_Work required:_ Output the material below in its entirety, exactly as given.

— start of Information provided —

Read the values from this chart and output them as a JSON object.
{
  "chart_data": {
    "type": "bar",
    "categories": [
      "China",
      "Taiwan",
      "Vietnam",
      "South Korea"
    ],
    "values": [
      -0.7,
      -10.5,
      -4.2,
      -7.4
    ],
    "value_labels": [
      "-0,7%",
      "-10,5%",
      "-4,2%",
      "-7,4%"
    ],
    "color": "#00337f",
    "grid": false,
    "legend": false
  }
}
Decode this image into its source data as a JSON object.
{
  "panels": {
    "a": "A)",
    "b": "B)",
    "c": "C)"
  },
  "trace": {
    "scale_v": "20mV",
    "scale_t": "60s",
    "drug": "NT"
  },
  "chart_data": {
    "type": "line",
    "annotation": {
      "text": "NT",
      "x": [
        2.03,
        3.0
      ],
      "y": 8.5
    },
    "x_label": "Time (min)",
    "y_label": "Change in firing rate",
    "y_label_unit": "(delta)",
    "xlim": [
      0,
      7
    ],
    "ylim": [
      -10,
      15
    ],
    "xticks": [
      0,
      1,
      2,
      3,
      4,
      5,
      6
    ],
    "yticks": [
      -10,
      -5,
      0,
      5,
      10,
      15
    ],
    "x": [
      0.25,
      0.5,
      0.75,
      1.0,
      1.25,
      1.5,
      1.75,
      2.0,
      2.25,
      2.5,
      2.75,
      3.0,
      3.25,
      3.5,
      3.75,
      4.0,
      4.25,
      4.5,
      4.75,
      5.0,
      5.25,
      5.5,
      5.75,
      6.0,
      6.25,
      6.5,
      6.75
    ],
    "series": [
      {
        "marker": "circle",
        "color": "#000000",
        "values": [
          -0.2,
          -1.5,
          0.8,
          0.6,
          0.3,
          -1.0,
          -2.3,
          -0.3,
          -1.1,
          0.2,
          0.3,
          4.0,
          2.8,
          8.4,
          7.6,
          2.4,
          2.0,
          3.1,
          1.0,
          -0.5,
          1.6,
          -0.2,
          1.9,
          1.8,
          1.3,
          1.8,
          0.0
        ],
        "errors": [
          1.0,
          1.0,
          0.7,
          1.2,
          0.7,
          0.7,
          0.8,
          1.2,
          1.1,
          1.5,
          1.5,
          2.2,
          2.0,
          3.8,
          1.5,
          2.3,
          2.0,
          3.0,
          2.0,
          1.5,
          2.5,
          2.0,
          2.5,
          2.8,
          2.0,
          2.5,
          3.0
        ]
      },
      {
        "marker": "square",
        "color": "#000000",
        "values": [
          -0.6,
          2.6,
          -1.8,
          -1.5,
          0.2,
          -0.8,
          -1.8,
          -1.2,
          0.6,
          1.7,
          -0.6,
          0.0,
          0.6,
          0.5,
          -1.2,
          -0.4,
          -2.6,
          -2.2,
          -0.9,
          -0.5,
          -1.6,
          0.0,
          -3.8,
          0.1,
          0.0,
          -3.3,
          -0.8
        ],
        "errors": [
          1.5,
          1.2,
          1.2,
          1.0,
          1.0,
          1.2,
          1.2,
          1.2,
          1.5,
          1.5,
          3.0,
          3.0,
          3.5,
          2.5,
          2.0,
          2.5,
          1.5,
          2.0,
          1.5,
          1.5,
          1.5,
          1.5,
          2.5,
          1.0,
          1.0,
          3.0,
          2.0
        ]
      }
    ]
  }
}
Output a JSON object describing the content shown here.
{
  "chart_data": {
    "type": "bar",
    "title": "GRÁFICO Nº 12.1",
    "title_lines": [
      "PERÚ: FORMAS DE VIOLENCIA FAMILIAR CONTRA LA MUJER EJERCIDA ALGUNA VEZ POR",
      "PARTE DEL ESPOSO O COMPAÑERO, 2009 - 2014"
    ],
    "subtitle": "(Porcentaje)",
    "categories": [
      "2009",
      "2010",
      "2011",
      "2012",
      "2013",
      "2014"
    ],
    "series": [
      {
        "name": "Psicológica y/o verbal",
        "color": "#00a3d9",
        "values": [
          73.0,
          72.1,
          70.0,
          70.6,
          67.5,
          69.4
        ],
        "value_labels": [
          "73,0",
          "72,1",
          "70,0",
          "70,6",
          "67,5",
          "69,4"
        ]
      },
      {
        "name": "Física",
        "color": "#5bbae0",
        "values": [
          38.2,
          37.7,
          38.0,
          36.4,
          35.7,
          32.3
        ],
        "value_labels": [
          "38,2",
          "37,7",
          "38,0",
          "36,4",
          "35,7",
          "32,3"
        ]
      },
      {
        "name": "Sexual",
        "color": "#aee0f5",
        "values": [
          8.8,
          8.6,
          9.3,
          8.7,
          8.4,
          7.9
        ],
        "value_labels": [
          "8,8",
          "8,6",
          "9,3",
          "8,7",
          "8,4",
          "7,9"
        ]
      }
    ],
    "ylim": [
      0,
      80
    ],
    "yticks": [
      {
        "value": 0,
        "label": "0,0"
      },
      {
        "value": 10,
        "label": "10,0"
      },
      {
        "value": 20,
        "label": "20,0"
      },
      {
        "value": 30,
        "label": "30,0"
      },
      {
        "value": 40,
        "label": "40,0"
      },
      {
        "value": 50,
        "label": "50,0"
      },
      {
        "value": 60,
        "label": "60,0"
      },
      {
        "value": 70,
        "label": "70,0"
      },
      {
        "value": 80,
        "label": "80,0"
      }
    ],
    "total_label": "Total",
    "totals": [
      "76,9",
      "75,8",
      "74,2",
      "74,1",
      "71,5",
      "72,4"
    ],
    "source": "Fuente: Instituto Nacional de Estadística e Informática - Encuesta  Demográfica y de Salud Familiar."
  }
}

— end of Information provided —

_Exercise result:_
Read the values from this chart and output them as a JSON object.
{
  "chart_data": {
    "type": "bar",
    "categories": [
      "China",
      "Taiwan",
      "Vietnam",
      "South Korea"
    ],
    "values": [
      -0.7,
      -10.5,
      -4.2,
      -7.4
    ],
    "value_labels": [
      "-0,7%",
      "-10,5%",
      "-4,2%",
      "-7,4%"
    ],
    "color": "#00337f",
    "grid": false,
    "legend": false
  }
}
Decode this image into its source data as a JSON object.
{
  "panels": {
    "a": "A)",
    "b": "B)",
    "c": "C)"
  },
  "trace": {
    "scale_v": "20mV",
    "scale_t": "60s",
    "drug": "NT"
  },
  "chart_data": {
    "type": "line",
    "annotation": {
      "text": "NT",
      "x": [
        2.03,
        3.0
      ],
      "y": 8.5
    },
    "x_label": "Time (min)",
    "y_label": "Change in firing rate",
    "y_label_unit": "(delta)",
    "xlim": [
      0,
      7
    ],
    "ylim": [
      -10,
      15
    ],
    "xticks": [
      0,
      1,
      2,
      3,
      4,
      5,
      6
    ],
    "yticks": [
      -10,
      -5,
      0,
      5,
      10,
      15
    ],
    "x": [
      0.25,
      0.5,
      0.75,
      1.0,
      1.25,
      1.5,
      1.75,
      2.0,
      2.25,
      2.5,
      2.75,
      3.0,
      3.25,
      3.5,
      3.75,
      4.0,
      4.25,
      4.5,
      4.75,
      5.0,
      5.25,
      5.5,
      5.75,
      6.0,
      6.25,
      6.5,
      6.75
    ],
    "series": [
      {
        "marker": "circle",
        "color": "#000000",
        "values": [
          -0.2,
          -1.5,
          0.8,
          0.6,
          0.3,
          -1.0,
          -2.3,
          -0.3,
          -1.1,
          0.2,
          0.3,
          4.0,
          2.8,
          8.4,
          7.6,
          2.4,
          2.0,
          3.1,
          1.0,
          -0.5,
          1.6,
          -0.2,
          1.9,
          1.8,
          1.3,
          1.8,
          0.0
        ],
        "errors": [
          1.0,
          1.0,
          0.7,
          1.2,
          0.7,
          0.7,
          0.8,
          1.2,
          1.1,
          1.5,
          1.5,
          2.2,
          2.0,
          3.8,
          1.5,
          2.3,
          2.0,
          3.0,
          2.0,
          1.5,
          2.5,
          2.0,
          2.5,
          2.8,
          2.0,
          2.5,
          3.0
        ]
      },
      {
        "marker": "square",
        "color": "#000000",
        "values": [
          -0.6,
          2.6,
          -1.8,
          -1.5,
          0.2,
          -0.8,
          -1.8,
          -1.2,
          0.6,
          1.7,
          -0.6,
          0.0,
          0.6,
          0.5,
          -1.2,
          -0.4,
          -2.6,
          -2.2,
          -0.9,
          -0.5,
          -1.6,
          0.0,
          -3.8,
          0.1,
          0.0,
          -3.3,
          -0.8
        ],
        "errors": [
          1.5,
          1.2,
          1.2,
          1.0,
          1.0,
          1.2,
          1.2,
          1.2,
          1.5,
          1.5,
          3.0,
          3.0,
          3.5,
          2.5,
          2.0,
          2.5,
          1.5,
          2.0,
          1.5,
          1.5,
          1.5,
          1.5,
          2.5,
          1.0,
          1.0,
          3.0,
          2.0
        ]
      }
    ]
  }
}
Output a JSON object describing the content shown here.
{
  "chart_data": {
    "type": "bar",
    "title": "GRÁFICO Nº 12.1",
    "title_lines": [
      "PERÚ: FORMAS DE VIOLENCIA FAMILIAR CONTRA LA MUJER EJERCIDA ALGUNA VEZ POR",
      "PARTE DEL ESPOSO O COMPAÑERO, 2009 - 2014"
    ],
    "subtitle": "(Porcentaje)",
    "categories": [
      "2009",
      "2010",
      "2011",
      "2012",
      "2013",
      "2014"
    ],
    "series": [
      {
        "name": "Psicológica y/o verbal",
        "color": "#00a3d9",
        "values": [
          73.0,
          72.1,
          70.0,
          70.6,
          67.5,
          69.4
        ],
        "value_labels": [
          "73,0",
          "72,1",
          "70,0",
          "70,6",
          "67,5",
          "69,4"
        ]
      },
      {
        "name": "Física",
        "color": "#5bbae0",
        "values": [
          38.2,
          37.7,
          38.0,
          36.4,
          35.7,
          32.3
        ],
        "value_labels": [
          "38,2",
          "37,7",
          "38,0",
          "36,4",
          "35,7",
          "32,3"
        ]
      },
      {
        "name": "Sexual",
        "color": "#aee0f5",
        "values": [
          8.8,
          8.6,
          9.3,
          8.7,
          8.4,
          7.9
        ],
        "value_labels": [
          "8,8",
          "8,6",
          "9,3",
          "8,7",
          "8,4",
          "7,9"
        ]
      }
    ],
    "ylim": [
      0,
      80
    ],
    "yticks": [
      {
        "value": 0,
        "label": "0,0"
      },
      {
        "value": 10,
        "label": "10,0"
      },
      {
        "value": 20,
        "label": "20,0"
      },
      {
        "value": 30,
        "label": "30,0"
      },
      {
        "value": 40,
        "label": "40,0"
      },
      {
        "value": 50,
        "label": "50,0"
      },
      {
        "value": 60,
        "label": "60,0"
      },
      {
        "value": 70,
        "label": "70,0"
      },
      {
        "value": 80,
        "label": "80,0"
      }
    ],
    "total_label": "Total",
    "totals": [
      "76,9",
      "75,8",
      "74,2",
      "74,1",
      "71,5",
      "72,4"
    ],
    "source": "Fuente: Instituto Nacional de Estadística e Informática - Encuesta  Demográfica y de Salud Familiar."
  }
}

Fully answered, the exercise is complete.